MATERIAL FOR THIS TASK:

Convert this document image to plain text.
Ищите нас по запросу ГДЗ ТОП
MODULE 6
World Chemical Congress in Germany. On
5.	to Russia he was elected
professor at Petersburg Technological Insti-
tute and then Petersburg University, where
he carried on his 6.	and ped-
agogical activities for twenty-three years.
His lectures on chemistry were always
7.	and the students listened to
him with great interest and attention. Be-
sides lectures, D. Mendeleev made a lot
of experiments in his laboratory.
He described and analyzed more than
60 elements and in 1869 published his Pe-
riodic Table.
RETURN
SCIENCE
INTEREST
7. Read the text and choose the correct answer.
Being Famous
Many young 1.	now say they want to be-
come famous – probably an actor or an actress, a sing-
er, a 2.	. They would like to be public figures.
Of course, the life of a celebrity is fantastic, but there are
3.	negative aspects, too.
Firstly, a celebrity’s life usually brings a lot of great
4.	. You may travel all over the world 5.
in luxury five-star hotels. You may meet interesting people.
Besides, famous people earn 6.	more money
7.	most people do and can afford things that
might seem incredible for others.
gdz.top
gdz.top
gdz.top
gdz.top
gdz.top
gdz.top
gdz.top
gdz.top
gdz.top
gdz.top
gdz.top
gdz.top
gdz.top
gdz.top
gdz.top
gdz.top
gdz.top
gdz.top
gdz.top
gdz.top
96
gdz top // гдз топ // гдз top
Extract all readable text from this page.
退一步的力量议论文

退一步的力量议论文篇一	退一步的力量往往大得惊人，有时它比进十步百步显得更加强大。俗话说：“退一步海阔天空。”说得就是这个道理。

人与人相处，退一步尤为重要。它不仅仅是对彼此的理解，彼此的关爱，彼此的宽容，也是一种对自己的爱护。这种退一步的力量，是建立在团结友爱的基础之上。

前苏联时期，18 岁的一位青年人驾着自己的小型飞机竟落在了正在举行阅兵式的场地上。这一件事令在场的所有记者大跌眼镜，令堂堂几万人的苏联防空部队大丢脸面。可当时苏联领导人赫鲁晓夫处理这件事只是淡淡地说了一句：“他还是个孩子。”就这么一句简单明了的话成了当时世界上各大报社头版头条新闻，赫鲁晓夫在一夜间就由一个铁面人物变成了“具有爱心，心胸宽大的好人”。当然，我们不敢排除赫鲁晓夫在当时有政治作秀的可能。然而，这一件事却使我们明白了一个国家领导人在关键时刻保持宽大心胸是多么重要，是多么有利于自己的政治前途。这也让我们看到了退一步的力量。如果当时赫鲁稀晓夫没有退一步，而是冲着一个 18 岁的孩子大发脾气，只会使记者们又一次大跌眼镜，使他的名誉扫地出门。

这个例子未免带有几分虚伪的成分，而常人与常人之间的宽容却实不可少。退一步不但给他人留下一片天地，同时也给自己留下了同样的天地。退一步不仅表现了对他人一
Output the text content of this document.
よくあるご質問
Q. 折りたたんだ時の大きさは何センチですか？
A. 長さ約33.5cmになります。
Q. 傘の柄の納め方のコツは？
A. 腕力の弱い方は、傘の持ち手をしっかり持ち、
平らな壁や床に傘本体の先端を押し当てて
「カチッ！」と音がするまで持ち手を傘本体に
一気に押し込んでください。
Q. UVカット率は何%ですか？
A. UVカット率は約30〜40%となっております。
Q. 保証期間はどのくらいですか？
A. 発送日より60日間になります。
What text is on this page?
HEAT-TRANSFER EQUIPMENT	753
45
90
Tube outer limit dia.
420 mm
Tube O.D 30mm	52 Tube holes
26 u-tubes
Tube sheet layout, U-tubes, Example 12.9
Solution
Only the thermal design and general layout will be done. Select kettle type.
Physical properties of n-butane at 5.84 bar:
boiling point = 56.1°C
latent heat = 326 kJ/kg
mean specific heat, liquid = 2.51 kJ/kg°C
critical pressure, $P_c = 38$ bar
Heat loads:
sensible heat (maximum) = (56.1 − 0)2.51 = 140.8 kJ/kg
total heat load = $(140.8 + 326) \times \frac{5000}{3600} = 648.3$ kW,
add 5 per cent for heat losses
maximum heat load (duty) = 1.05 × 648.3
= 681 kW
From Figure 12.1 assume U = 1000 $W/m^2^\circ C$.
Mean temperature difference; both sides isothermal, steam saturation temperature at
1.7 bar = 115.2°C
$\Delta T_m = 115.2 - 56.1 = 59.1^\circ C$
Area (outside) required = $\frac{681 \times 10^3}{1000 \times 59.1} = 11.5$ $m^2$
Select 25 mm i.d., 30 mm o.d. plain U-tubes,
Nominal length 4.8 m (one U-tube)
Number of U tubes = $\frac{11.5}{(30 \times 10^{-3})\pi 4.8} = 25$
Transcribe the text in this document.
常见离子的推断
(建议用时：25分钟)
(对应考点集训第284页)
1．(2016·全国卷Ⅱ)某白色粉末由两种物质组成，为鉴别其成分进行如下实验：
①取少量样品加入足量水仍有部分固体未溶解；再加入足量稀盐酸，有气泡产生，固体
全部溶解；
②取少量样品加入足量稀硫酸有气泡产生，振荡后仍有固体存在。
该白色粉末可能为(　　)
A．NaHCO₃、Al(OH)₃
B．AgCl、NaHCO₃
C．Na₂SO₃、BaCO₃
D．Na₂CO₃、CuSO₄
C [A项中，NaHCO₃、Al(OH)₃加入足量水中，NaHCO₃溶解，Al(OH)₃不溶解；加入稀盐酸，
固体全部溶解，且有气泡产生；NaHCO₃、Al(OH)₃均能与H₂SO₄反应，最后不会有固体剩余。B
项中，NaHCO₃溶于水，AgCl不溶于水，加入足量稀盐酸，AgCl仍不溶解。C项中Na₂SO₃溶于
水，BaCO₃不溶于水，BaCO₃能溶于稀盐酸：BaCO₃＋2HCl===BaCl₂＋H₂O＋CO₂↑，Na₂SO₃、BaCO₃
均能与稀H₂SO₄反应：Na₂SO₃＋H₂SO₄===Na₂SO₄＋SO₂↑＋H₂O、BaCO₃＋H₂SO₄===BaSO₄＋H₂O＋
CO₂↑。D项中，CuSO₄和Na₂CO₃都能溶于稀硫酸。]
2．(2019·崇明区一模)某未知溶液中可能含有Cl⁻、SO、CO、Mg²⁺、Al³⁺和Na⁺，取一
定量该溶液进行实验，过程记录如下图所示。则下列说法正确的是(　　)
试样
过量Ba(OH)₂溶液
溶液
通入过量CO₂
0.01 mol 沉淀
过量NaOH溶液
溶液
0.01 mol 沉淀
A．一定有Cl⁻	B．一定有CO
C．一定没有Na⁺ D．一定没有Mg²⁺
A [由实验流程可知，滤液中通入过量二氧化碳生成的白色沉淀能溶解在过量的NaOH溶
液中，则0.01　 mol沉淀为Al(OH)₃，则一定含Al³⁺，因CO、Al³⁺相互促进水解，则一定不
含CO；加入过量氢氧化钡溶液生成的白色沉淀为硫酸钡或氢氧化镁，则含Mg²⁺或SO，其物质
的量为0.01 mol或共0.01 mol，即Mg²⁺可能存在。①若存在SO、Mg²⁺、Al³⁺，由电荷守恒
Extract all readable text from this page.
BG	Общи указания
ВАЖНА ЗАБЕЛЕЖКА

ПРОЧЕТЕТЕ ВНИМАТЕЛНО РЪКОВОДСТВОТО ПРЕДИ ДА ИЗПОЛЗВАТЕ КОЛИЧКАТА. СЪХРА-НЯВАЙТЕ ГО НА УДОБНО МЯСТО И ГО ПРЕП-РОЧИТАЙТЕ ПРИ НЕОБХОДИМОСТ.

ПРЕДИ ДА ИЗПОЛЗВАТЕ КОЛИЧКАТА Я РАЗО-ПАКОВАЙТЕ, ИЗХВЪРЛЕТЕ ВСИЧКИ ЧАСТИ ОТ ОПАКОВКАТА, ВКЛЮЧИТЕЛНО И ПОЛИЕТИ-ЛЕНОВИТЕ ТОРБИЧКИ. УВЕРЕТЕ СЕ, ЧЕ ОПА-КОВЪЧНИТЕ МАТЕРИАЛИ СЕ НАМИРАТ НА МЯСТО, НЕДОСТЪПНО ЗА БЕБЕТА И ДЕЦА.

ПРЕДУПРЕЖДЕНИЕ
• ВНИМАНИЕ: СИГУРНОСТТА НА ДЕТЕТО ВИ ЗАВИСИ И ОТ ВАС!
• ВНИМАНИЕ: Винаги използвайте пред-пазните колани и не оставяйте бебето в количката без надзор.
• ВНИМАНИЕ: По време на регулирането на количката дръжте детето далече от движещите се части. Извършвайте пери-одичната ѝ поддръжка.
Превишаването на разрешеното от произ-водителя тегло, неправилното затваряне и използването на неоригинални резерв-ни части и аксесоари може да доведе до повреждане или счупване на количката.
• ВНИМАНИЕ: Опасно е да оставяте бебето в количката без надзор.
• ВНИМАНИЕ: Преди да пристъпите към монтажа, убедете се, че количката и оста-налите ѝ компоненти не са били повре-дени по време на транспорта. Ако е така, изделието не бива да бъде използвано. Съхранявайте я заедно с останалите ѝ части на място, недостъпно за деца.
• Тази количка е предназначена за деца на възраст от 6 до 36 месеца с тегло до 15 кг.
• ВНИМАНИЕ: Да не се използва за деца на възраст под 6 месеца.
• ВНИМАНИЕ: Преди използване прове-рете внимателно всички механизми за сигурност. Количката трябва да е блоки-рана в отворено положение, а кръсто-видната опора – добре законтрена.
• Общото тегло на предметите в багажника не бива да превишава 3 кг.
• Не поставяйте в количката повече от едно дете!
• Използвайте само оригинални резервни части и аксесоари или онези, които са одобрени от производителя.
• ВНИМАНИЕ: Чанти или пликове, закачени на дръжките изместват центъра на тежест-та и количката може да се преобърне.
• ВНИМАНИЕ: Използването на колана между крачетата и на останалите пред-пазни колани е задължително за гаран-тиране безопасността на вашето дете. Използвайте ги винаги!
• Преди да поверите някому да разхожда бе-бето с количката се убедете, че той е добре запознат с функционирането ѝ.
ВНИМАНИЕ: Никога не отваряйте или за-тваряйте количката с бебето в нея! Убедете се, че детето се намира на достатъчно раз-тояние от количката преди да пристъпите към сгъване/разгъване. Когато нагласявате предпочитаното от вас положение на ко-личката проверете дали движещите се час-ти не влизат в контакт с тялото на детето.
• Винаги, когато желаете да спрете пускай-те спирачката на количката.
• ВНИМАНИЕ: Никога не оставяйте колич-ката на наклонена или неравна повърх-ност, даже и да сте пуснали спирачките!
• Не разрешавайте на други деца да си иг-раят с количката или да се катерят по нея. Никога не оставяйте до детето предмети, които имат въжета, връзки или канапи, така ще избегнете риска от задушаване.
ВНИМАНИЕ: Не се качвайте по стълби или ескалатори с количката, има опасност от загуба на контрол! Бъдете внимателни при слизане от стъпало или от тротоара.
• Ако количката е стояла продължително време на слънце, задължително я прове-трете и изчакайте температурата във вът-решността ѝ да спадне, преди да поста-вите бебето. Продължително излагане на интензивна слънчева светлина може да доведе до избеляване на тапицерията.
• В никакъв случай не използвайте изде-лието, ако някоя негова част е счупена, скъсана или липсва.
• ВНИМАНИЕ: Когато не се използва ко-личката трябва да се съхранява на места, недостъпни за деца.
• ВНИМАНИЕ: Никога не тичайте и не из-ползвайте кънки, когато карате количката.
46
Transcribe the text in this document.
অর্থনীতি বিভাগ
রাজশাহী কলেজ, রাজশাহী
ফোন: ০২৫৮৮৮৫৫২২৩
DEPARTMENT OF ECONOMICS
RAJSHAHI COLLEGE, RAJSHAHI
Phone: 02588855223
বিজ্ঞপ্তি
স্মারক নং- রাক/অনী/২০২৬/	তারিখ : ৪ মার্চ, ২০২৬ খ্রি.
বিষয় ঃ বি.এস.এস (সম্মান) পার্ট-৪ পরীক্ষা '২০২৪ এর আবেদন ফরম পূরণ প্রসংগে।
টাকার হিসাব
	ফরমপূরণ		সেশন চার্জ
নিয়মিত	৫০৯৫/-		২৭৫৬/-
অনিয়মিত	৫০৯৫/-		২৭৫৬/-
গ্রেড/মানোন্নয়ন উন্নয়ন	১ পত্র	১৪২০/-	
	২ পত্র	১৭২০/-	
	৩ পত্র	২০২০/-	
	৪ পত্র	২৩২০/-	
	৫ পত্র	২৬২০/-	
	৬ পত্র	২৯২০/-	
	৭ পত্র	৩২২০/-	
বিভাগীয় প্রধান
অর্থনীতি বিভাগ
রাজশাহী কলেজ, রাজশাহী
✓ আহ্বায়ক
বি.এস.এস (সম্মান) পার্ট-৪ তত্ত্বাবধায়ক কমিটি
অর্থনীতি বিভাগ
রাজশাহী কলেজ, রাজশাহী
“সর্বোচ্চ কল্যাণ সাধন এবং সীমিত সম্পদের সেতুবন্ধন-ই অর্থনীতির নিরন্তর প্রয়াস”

STATED TASK:
Work through the data and report how many of its lines hold the word "text", giving only the figure.

EXERCISE OUTPUT:
8